1.1 Con ordinanza del 5 gennaio 2012 il Tribunale di Padova – Sezione per il Riesame – rigettava la richiesta di riesame formulata nell’interesse di R. G., indagato per il reato di cui all’art. 3 del D.lvo 74/00, così confermando il decreto di convalida di sequestro emesso dal P.M. presso quel Tribunale in data 16 dicembre 2011.

1.2 Osservava il Tribunale, quanto al fumus commissi delicti che esistevano elementi sufficienti per ritenere concretizzata l’imputazione, sia pure allo stato provvisoria, formulata dal P.M. non solo con riferimento agli elementi costitutivi del reato ipotizzato ma anche in ordine al superamento della c.d. “soglia dl punibilità”; riteneva poi provata la pertinenza delle core rispetto al reato contestato di evasione fiscale.

1.3 Per l’annullamento del detto provvedimento ricorre l’imputato personalmente deducendo con un primo motivo violazione di legge per erronea applicazione della legge penale, con riferimento alla ritenuta sussistenza del fumus commissi delicti; con un secondo motivo, violazione di legge per insussistenza del rapporto di pertinenzialità rispetto al reato ipotizzato; con un terzo motivo deduce violazione di legge per omessa motivazione anche con riferimento al problema relativo al superamento della c.d. “soglia di punibilità”.

- - - - - - -

= Requisiti =
Rispondi a queste domande sul brano relativo all'ordinanza del Tribunale di Padova.
(a) In quale data il Tribunale di Padova ha emesso l'ordinanza?
(b) Per quale reato era indagato R. G.?
(c) Quanti motivi di ricorso deduce l'imputato?
Le righe provengono da un'altra fonte.

- - - - - - -

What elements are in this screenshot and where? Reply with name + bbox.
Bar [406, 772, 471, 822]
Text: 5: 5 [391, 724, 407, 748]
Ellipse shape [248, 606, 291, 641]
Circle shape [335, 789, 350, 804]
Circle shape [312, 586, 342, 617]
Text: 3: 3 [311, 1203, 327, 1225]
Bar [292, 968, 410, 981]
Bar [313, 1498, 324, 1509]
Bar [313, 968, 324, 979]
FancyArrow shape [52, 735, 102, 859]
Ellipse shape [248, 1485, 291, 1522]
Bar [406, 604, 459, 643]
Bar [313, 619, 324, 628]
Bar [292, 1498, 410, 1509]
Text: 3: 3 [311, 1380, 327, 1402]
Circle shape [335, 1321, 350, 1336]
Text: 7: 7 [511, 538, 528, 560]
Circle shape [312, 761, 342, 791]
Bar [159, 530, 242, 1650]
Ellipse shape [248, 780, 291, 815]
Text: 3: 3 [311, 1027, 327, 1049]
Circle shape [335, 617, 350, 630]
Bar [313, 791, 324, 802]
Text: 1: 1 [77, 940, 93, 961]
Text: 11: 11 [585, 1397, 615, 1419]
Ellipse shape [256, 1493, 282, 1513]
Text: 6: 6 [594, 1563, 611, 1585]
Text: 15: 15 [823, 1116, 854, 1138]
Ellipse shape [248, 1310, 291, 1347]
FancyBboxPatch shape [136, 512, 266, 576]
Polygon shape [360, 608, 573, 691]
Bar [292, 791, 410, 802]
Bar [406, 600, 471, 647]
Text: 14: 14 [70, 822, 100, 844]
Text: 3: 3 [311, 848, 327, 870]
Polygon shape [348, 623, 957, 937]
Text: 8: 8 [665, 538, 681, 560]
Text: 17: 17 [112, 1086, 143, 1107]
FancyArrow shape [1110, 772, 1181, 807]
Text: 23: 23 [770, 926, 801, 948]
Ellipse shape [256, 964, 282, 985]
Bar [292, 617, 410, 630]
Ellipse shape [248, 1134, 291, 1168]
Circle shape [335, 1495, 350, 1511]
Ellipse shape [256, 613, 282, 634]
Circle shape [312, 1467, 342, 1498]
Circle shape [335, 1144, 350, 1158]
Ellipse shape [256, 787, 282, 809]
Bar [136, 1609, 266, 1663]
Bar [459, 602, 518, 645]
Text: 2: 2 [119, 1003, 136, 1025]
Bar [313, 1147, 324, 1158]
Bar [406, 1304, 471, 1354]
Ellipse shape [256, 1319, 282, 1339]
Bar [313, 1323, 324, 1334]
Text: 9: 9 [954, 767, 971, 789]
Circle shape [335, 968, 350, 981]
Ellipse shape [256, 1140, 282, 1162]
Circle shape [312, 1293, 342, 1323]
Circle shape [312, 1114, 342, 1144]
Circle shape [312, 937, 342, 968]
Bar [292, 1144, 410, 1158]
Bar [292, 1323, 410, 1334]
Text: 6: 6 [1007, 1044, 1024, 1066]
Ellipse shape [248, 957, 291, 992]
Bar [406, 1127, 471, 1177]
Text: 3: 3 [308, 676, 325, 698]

- - - - - - -

= Risposta =
(a) Il 5 gennaio 2012.
(b) Per il reato di cui all'art. 3 del D.lvo 74/00.
(c) Tre.